(Entries with figure data)
--------------------
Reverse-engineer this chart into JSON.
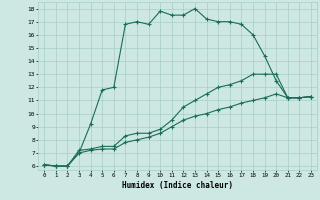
{
  "xlabel": "Humidex (Indice chaleur)",
  "bg_color": "#cde8e3",
  "grid_color": "#a8cdc8",
  "line_color": "#1a6b5a",
  "xlim": [
    -0.5,
    23.5
  ],
  "ylim": [
    5.7,
    18.5
  ],
  "xticks": [
    0,
    1,
    2,
    3,
    4,
    5,
    6,
    7,
    8,
    9,
    10,
    11,
    12,
    13,
    14,
    15,
    16,
    17,
    18,
    19,
    20,
    21,
    22,
    23
  ],
  "yticks": [
    6,
    7,
    8,
    9,
    10,
    11,
    12,
    13,
    14,
    15,
    16,
    17,
    18
  ],
  "series": [
    {
      "x": [
        0,
        1,
        2,
        3,
        4,
        5,
        6,
        7,
        8,
        9,
        10,
        11,
        12,
        13,
        14,
        15,
        16,
        17,
        18,
        19,
        20,
        21,
        22,
        23
      ],
      "y": [
        6.1,
        6.0,
        6.0,
        7.0,
        9.2,
        11.8,
        12.0,
        16.8,
        17.0,
        16.8,
        17.8,
        17.5,
        17.5,
        18.0,
        17.2,
        17.0,
        17.0,
        16.8,
        16.0,
        14.4,
        12.5,
        11.2,
        11.2,
        11.3
      ]
    },
    {
      "x": [
        0,
        1,
        2,
        3,
        4,
        5,
        6,
        7,
        8,
        9,
        10,
        11,
        12,
        13,
        14,
        15,
        16,
        17,
        18,
        19,
        20,
        21,
        22,
        23
      ],
      "y": [
        6.1,
        6.0,
        6.0,
        7.2,
        7.3,
        7.5,
        7.5,
        8.3,
        8.5,
        8.5,
        8.8,
        9.5,
        10.5,
        11.0,
        11.5,
        12.0,
        12.2,
        12.5,
        13.0,
        13.0,
        13.0,
        11.2,
        11.2,
        11.3
      ]
    },
    {
      "x": [
        0,
        1,
        2,
        3,
        4,
        5,
        6,
        7,
        8,
        9,
        10,
        11,
        12,
        13,
        14,
        15,
        16,
        17,
        18,
        19,
        20,
        21,
        22,
        23
      ],
      "y": [
        6.1,
        6.0,
        6.0,
        7.0,
        7.2,
        7.3,
        7.3,
        7.8,
        8.0,
        8.2,
        8.5,
        9.0,
        9.5,
        9.8,
        10.0,
        10.3,
        10.5,
        10.8,
        11.0,
        11.2,
        11.5,
        11.2,
        11.2,
        11.3
      ]
    }
  ]
}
--------------------
- **To do**: Exclude the images and reproduce the remaining data exactly.

- **Complete output**:
Reverse-engineer this chart into JSON.
{
  "xlabel": "Humidex (Indice chaleur)",
  "bg_color": "#cde8e3",
  "grid_color": "#a8cdc8",
  "line_color": "#1a6b5a",
  "xlim": [
    -0.5,
    23.5
  ],
  "ylim": [
    5.7,
    18.5
  ],
  "xticks": [
    0,
    1,
    2,
    3,
    4,
    5,
    6,
    7,
    8,
    9,
    10,
    11,
    12,
    13,
    14,
    15,
    16,
    17,
    18,
    19,
    20,
    21,
    22,
    23
  ],
  "yticks": [
    6,
    7,
    8,
    9,
    10,
    11,
    12,
    13,
    14,
    15,
    16,
    17,
    18
  ],
  "series": [
    {
      "x": [
        0,
        1,
        2,
        3,
        4,
        5,
        6,
        7,
        8,
        9,
        10,
        11,
        12,
        13,
        14,
        15,
        16,
        17,
        18,
        19,
        20,
        21,
        22,
        23
      ],
      "y": [
        6.1,
        6.0,
        6.0,
        7.0,
        9.2,
        11.8,
        12.0,
        16.8,
        17.0,
        16.8,
        17.8,
        17.5,
        17.5,
        18.0,
        17.2,
        17.0,
        17.0,
        16.8,
        16.0,
        14.4,
        12.5,
        11.2,
        11.2,
        11.3
      ]
    },
    {
      "x": [
        0,
        1,
        2,
        3,
        4,
        5,
        6,
        7,
        8,
        9,
        10,
        11,
        12,
        13,
        14,
        15,
        16,
        17,
        18,
        19,
        20,
        21,
        22,
        23
      ],
      "y": [
        6.1,
        6.0,
        6.0,
        7.2,
        7.3,
        7.5,
        7.5,
        8.3,
        8.5,
        8.5,
        8.8,
        9.5,
        10.5,
        11.0,
        11.5,
        12.0,
        12.2,
        12.5,
        13.0,
        13.0,
        13.0,
        11.2,
        11.2,
        11.3
      ]
    },
    {
      "x": [
        0,
        1,
        2,
        3,
        4,
        5,
        6,
        7,
        8,
        9,
        10,
        11,
        12,
        13,
        14,
        15,
        16,
        17,
        18,
        19,
        20,
        21,
        22,
        23
      ],
      "y": [
        6.1,
        6.0,
        6.0,
        7.0,
        7.2,
        7.3,
        7.3,
        7.8,
        8.0,
        8.2,
        8.5,
        9.0,
        9.5,
        9.8,
        10.0,
        10.3,
        10.5,
        10.8,
        11.0,
        11.2,
        11.5,
        11.2,
        11.2,
        11.3
      ]
    }
  ]
}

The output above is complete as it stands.